### Exercise input
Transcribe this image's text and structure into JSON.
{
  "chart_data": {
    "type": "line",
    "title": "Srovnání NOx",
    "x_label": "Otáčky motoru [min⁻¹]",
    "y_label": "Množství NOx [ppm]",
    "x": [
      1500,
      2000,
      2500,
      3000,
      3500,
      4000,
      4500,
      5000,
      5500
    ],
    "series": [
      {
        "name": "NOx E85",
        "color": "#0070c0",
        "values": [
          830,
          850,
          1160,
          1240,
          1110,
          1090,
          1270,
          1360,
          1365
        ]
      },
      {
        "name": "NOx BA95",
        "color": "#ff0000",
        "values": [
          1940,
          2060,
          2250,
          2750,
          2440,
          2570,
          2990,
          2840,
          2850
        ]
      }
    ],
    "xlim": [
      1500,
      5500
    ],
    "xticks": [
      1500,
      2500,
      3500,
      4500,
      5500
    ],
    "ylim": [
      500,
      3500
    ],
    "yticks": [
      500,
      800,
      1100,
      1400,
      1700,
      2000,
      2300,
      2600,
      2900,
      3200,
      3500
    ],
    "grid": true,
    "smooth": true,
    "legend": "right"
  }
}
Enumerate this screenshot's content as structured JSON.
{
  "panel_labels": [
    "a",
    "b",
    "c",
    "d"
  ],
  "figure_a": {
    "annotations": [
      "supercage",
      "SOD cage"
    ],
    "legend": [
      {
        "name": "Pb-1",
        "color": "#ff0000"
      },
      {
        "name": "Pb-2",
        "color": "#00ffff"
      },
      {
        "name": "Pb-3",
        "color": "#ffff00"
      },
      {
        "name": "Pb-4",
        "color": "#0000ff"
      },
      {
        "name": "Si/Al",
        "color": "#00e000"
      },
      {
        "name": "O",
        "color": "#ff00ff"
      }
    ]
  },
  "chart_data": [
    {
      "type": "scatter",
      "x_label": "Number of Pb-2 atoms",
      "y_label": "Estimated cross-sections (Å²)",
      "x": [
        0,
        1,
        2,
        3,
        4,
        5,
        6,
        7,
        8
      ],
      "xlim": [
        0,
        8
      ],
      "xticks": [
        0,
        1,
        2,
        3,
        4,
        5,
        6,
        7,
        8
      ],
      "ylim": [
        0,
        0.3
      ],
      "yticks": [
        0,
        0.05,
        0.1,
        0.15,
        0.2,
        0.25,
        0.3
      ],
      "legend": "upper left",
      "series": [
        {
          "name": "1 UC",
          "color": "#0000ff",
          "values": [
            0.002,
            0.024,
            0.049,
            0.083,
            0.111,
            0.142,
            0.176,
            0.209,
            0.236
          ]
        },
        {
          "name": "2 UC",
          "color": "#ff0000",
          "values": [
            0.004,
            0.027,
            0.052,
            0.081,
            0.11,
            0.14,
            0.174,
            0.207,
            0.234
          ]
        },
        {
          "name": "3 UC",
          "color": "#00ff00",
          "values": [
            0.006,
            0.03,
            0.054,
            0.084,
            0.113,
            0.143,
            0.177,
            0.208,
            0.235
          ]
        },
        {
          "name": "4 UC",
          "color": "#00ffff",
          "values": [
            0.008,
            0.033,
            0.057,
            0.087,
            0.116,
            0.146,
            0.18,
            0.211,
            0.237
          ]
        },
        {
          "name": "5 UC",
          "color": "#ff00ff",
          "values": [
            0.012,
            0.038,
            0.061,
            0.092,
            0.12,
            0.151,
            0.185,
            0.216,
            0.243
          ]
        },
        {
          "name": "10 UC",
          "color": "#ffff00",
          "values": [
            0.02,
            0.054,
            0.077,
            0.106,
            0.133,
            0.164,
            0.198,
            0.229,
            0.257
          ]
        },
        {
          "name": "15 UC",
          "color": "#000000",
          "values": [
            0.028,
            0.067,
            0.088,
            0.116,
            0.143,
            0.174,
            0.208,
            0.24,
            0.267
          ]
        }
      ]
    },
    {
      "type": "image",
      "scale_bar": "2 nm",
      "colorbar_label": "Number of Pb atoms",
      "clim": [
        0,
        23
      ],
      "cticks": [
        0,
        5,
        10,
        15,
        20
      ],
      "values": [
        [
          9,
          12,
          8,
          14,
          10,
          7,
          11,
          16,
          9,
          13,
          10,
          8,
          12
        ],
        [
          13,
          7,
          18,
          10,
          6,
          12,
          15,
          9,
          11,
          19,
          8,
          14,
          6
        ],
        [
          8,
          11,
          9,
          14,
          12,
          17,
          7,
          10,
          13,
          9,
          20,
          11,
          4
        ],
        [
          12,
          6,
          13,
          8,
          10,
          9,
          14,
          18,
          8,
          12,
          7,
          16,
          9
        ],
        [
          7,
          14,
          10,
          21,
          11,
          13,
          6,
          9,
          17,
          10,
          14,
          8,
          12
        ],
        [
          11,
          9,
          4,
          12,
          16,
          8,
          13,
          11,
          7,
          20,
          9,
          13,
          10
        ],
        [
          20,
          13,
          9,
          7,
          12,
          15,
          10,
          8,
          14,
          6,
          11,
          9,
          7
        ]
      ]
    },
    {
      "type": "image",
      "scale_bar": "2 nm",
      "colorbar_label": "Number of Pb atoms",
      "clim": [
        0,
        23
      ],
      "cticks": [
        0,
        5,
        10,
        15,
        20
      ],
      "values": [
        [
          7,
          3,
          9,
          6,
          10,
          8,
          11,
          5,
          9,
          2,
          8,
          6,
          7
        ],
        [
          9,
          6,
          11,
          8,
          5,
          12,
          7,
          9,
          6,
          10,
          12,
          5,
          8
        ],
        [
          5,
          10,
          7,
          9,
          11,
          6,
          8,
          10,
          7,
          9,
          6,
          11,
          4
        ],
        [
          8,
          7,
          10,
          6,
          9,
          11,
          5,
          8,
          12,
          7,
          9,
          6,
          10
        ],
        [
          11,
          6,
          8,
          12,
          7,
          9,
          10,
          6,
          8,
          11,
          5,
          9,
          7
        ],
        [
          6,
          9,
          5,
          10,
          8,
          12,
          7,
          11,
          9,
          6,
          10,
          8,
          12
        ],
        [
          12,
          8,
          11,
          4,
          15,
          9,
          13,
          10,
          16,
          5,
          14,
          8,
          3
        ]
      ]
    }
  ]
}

### Aim of the task
Using the records above, say how many lines include the string "legend". Only the number is wanted.

### In response
3